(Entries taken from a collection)
:::

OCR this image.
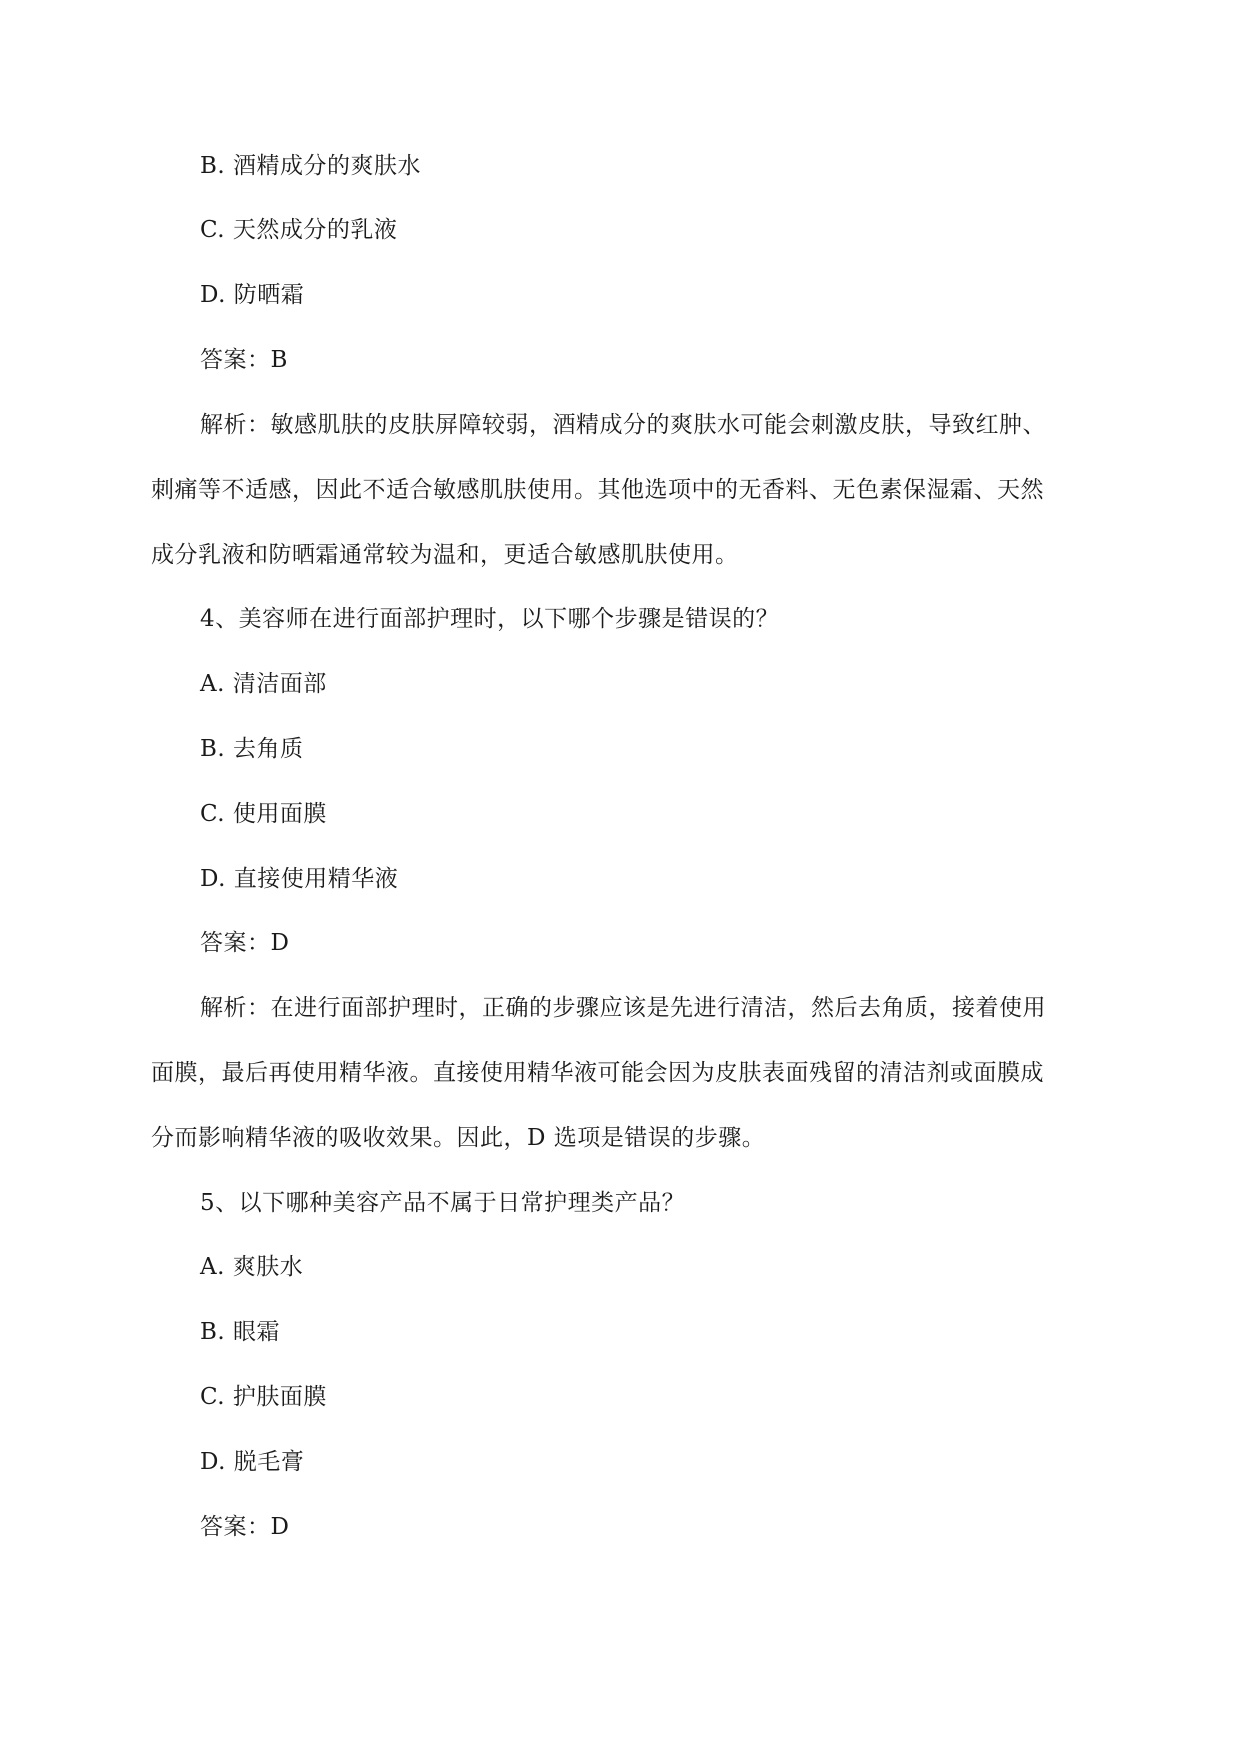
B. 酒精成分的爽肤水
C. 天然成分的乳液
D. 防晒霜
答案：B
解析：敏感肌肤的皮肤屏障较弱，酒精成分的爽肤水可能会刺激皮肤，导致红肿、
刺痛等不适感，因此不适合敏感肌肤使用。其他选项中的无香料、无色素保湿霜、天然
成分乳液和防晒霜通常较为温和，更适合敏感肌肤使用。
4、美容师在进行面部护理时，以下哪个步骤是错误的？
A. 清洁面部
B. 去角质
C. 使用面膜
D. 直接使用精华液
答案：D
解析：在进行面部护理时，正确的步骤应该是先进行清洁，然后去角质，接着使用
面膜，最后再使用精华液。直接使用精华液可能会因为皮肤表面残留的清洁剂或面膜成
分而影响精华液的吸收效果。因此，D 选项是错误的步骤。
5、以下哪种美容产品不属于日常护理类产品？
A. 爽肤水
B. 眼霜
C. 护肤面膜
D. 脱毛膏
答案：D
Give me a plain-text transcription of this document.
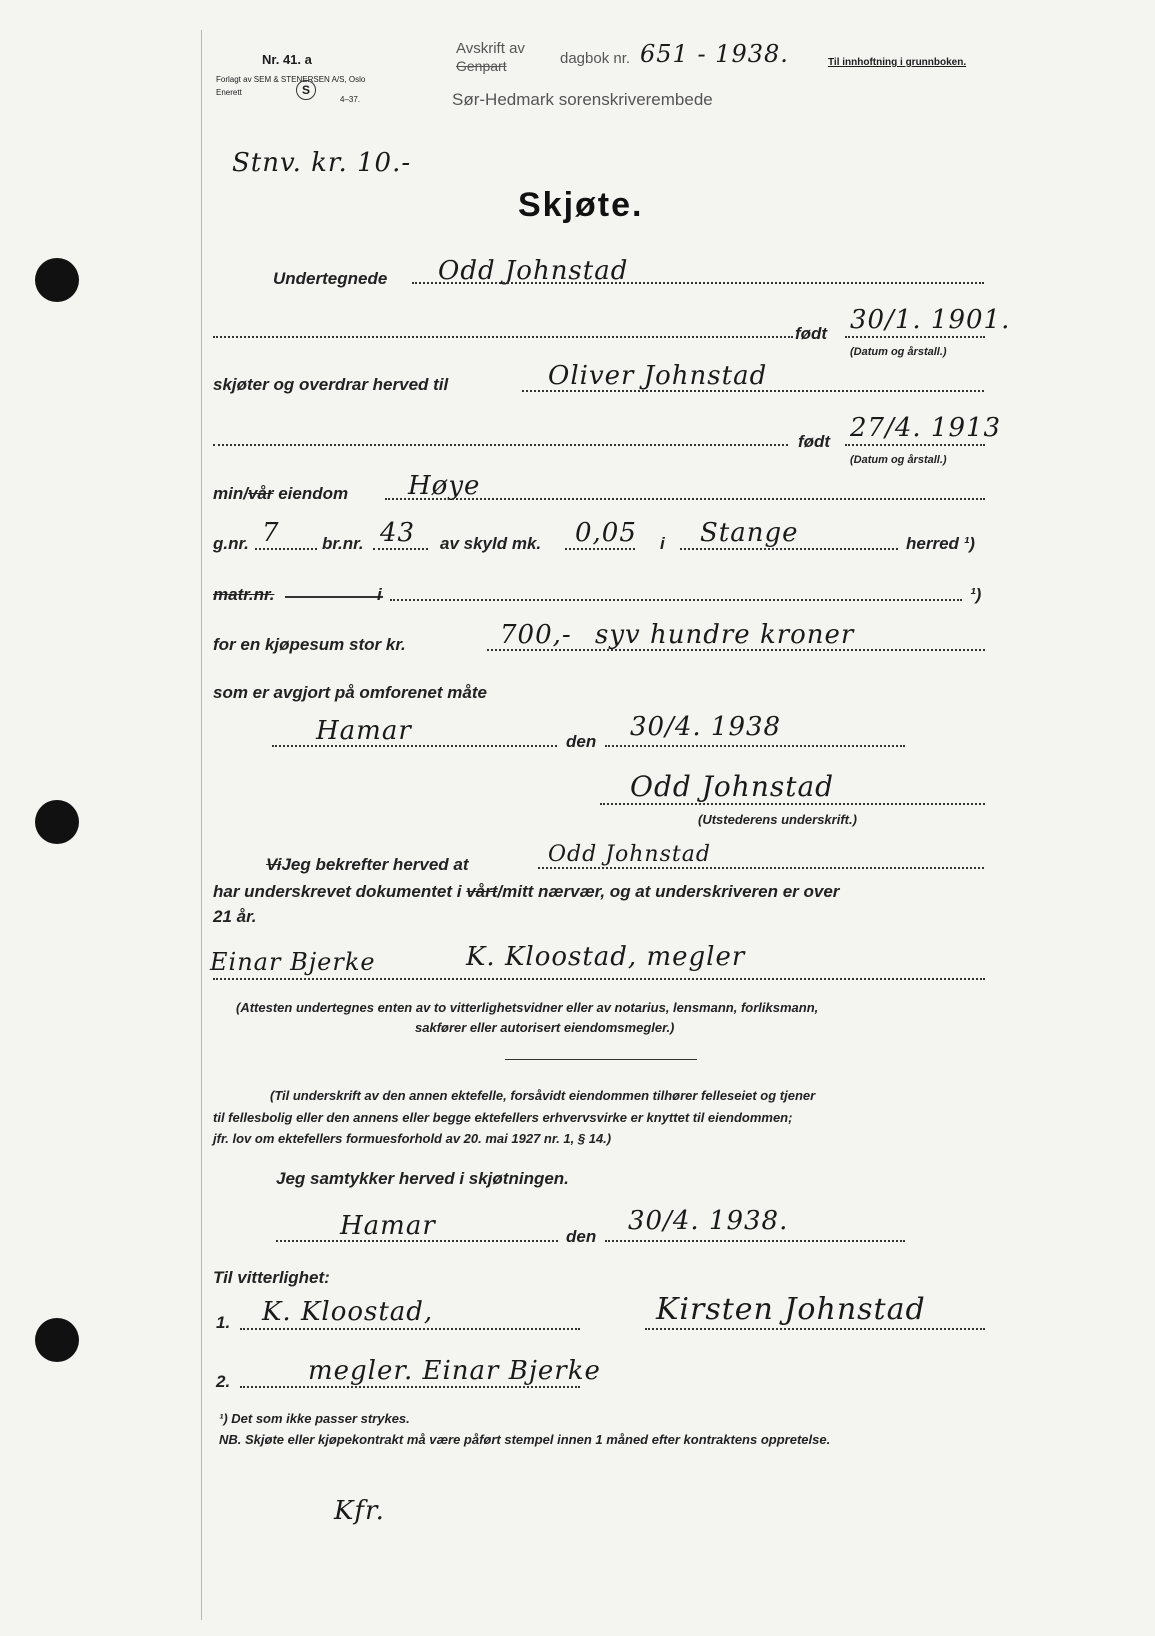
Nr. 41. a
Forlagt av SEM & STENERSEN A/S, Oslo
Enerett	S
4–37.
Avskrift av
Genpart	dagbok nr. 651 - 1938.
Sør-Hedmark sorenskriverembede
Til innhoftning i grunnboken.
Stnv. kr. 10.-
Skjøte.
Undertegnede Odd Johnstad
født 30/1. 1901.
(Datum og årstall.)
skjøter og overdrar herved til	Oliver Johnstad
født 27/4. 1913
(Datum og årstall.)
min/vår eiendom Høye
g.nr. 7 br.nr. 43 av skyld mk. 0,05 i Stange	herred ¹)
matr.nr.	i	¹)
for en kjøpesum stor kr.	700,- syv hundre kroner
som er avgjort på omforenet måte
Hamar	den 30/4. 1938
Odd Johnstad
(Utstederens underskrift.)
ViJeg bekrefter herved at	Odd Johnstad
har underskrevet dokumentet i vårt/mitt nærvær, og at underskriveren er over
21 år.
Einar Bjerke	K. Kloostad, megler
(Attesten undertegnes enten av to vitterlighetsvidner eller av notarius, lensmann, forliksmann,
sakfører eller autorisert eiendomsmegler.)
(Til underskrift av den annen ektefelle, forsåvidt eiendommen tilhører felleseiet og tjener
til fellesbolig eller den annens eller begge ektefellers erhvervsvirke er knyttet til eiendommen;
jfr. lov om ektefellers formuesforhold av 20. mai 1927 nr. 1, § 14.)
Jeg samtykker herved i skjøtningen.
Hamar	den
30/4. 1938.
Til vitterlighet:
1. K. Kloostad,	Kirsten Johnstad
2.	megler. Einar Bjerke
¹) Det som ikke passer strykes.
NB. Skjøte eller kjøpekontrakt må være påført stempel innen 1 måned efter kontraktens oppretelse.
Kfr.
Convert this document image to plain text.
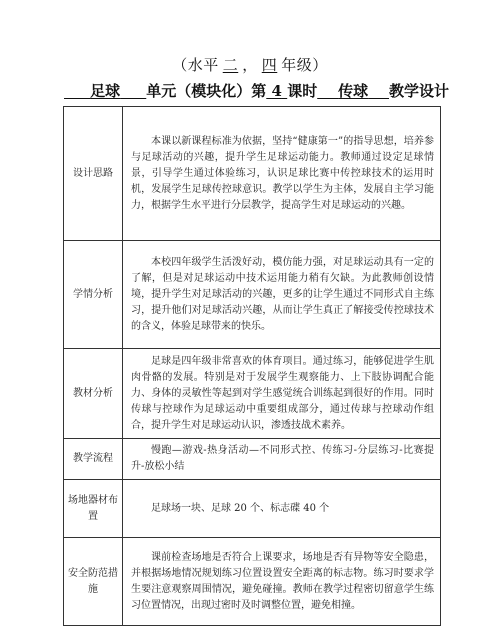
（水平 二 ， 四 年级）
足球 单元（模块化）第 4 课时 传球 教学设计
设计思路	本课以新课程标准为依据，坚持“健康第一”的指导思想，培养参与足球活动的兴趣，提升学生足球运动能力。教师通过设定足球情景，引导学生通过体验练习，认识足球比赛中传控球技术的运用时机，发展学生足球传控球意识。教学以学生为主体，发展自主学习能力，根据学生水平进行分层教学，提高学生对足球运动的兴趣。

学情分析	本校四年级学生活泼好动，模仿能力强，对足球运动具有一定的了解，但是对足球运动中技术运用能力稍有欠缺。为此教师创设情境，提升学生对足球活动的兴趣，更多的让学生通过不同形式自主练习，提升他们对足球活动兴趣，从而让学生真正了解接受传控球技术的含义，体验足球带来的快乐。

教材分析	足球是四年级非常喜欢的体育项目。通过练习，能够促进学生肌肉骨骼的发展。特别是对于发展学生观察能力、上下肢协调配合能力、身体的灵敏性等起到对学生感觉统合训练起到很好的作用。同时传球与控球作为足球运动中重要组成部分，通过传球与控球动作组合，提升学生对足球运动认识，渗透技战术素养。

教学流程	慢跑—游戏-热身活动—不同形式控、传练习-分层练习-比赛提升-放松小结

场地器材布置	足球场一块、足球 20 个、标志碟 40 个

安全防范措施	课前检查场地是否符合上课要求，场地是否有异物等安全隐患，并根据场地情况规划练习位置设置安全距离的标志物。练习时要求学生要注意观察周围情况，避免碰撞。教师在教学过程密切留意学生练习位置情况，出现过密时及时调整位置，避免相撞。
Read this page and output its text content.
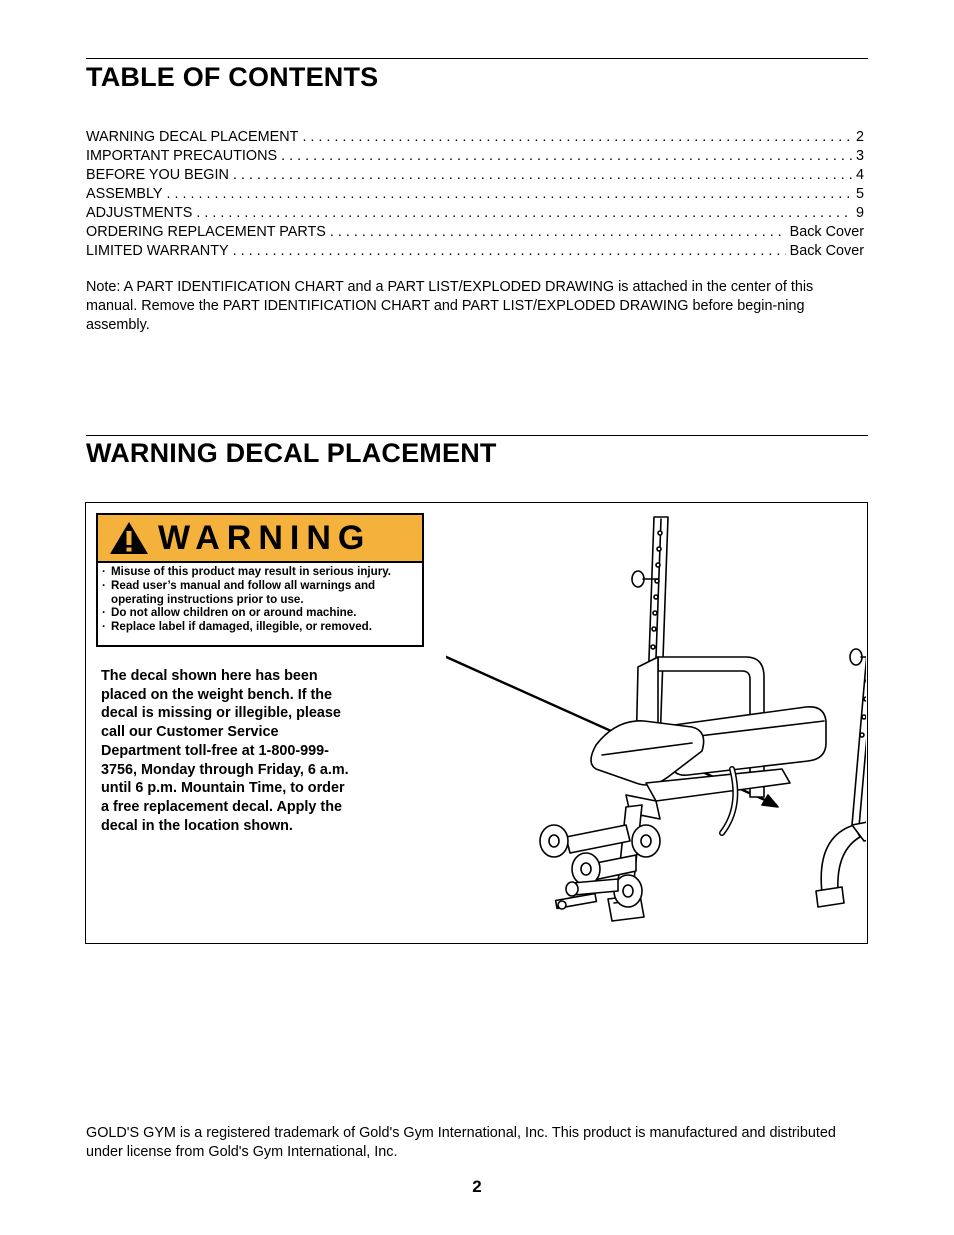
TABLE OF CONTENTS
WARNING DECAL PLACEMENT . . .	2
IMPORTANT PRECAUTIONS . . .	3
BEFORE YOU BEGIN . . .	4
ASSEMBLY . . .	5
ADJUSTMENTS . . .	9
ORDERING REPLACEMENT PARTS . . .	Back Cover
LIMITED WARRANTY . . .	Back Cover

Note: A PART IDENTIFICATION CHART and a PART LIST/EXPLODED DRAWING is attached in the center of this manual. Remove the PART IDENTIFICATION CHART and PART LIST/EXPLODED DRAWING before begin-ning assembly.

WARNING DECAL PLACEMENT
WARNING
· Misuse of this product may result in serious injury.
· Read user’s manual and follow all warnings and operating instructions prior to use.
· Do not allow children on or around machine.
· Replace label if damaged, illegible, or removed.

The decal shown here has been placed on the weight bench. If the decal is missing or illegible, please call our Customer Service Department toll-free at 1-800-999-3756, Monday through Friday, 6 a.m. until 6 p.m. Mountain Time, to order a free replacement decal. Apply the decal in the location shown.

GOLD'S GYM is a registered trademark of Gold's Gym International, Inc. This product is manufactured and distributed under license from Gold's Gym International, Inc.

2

:::

Copy every line of the data exactly as written, excluding the pictures.

OCR this image.
B. 酒精成分的爽肤水
C. 天然成分的乳液
D. 防晒霜
答案：B
解析：敏感肌肤的皮肤屏障较弱，酒精成分的爽肤水可能会刺激皮肤，导致红肿、
刺痛等不适感，因此不适合敏感肌肤使用。其他选项中的无香料、无色素保湿霜、天然
成分乳液和防晒霜通常较为温和，更适合敏感肌肤使用。
4、美容师在进行面部护理时，以下哪个步骤是错误的？
A. 清洁面部
B. 去角质
C. 使用面膜
D. 直接使用精华液
答案：D
解析：在进行面部护理时，正确的步骤应该是先进行清洁，然后去角质，接着使用
面膜，最后再使用精华液。直接使用精华液可能会因为皮肤表面残留的清洁剂或面膜成
分而影响精华液的吸收效果。因此，D 选项是错误的步骤。
5、以下哪种美容产品不属于日常护理类产品？
A. 爽肤水
B. 眼霜
C. 护肤面膜
D. 脱毛膏
答案：D
Give me a plain-text transcription of this document.
Nr. 41. a
Forlagt av SEM & STENERSEN A/S, Oslo
Enerett	S
4–37.
Avskrift av
Genpart	dagbok nr. 651 - 1938.
Sør-Hedmark sorenskriverembede
Til innhoftning i grunnboken.
Stnv. kr. 10.-
Skjøte.
Undertegnede Odd Johnstad
født 30/1. 1901.
(Datum og årstall.)
skjøter og overdrar herved til	Oliver Johnstad
født 27/4. 1913
(Datum og årstall.)
min/vår eiendom Høye
g.nr. 7 br.nr. 43 av skyld mk. 0,05 i Stange	herred ¹)
matr.nr.	i	¹)
for en kjøpesum stor kr.	700,- syv hundre kroner
som er avgjort på omforenet måte
Hamar	den 30/4. 1938
Odd Johnstad
(Utstederens underskrift.)
ViJeg bekrefter herved at	Odd Johnstad
har underskrevet dokumentet i vårt/mitt nærvær, og at underskriveren er over
21 år.
Einar Bjerke	K. Kloostad, megler
(Attesten undertegnes enten av to vitterlighetsvidner eller av notarius, lensmann, forliksmann,
sakfører eller autorisert eiendomsmegler.)
(Til underskrift av den annen ektefelle, forsåvidt eiendommen tilhører felleseiet og tjener
til fellesbolig eller den annens eller begge ektefellers erhvervsvirke er knyttet til eiendommen;
jfr. lov om ektefellers formuesforhold av 20. mai 1927 nr. 1, § 14.)
Jeg samtykker herved i skjøtningen.
Hamar	den
30/4. 1938.
Til vitterlighet:
1. K. Kloostad,	Kirsten Johnstad
2.	megler. Einar Bjerke
¹) Det som ikke passer strykes.
NB. Skjøte eller kjøpekontrakt må være påført stempel innen 1 måned efter kontraktens oppretelse.
Kfr.
Convert this document image to plain text.
（水平 二 ， 四 年级）
足球 单元（模块化）第 4 课时 传球 教学设计
设计思路	本课以新课程标准为依据，坚持“健康第一”的指导思想，培养参与足球活动的兴趣，提升学生足球运动能力。教师通过设定足球情景，引导学生通过体验练习，认识足球比赛中传控球技术的运用时机，发展学生足球传控球意识。教学以学生为主体，发展自主学习能力，根据学生水平进行分层教学，提高学生对足球运动的兴趣。

学情分析	本校四年级学生活泼好动，模仿能力强，对足球运动具有一定的了解，但是对足球运动中技术运用能力稍有欠缺。为此教师创设情境，提升学生对足球活动的兴趣，更多的让学生通过不同形式自主练习，提升他们对足球活动兴趣，从而让学生真正了解接受传控球技术的含义，体验足球带来的快乐。

教材分析	足球是四年级非常喜欢的体育项目。通过练习，能够促进学生肌肉骨骼的发展。特别是对于发展学生观察能力、上下肢协调配合能力、身体的灵敏性等起到对学生感觉统合训练起到很好的作用。同时传球与控球作为足球运动中重要组成部分，通过传球与控球动作组合，提升学生对足球运动认识，渗透技战术素养。

教学流程	慢跑—游戏-热身活动—不同形式控、传练习-分层练习-比赛提升-放松小结

场地器材布置	足球场一块、足球 20 个、标志碟 40 个

安全防范措施	课前检查场地是否符合上课要求，场地是否有异物等安全隐患，并根据场地情况规划练习位置设置安全距离的标志物。练习时要求学生要注意观察周围情况，避免碰撞。教师在教学过程密切留意学生练习位置情况，出现过密时及时调整位置，避免相撞。
Read this page and output its text content.
TABLE OF CONTENTS
WARNING DECAL PLACEMENT . . .	2
IMPORTANT PRECAUTIONS . . .	3
BEFORE YOU BEGIN . . .	4
ASSEMBLY . . .	5
ADJUSTMENTS . . .	9
ORDERING REPLACEMENT PARTS . . .	Back Cover
LIMITED WARRANTY . . .	Back Cover

Note: A PART IDENTIFICATION CHART and a PART LIST/EXPLODED DRAWING is attached in the center of this manual. Remove the PART IDENTIFICATION CHART and PART LIST/EXPLODED DRAWING before begin-ning assembly.

WARNING DECAL PLACEMENT
WARNING
· Misuse of this product may result in serious injury.
· Read user’s manual and follow all warnings and operating instructions prior to use.
· Do not allow children on or around machine.
· Replace label if damaged, illegible, or removed.

The decal shown here has been placed on the weight bench. If the decal is missing or illegible, please call our Customer Service Department toll-free at 1-800-999-3756, Monday through Friday, 6 a.m. until 6 p.m. Mountain Time, to order a free replacement decal. Apply the decal in the location shown.

GOLD'S GYM is a registered trademark of Gold's Gym International, Inc. This product is manufactured and distributed under license from Gold's Gym International, Inc.

2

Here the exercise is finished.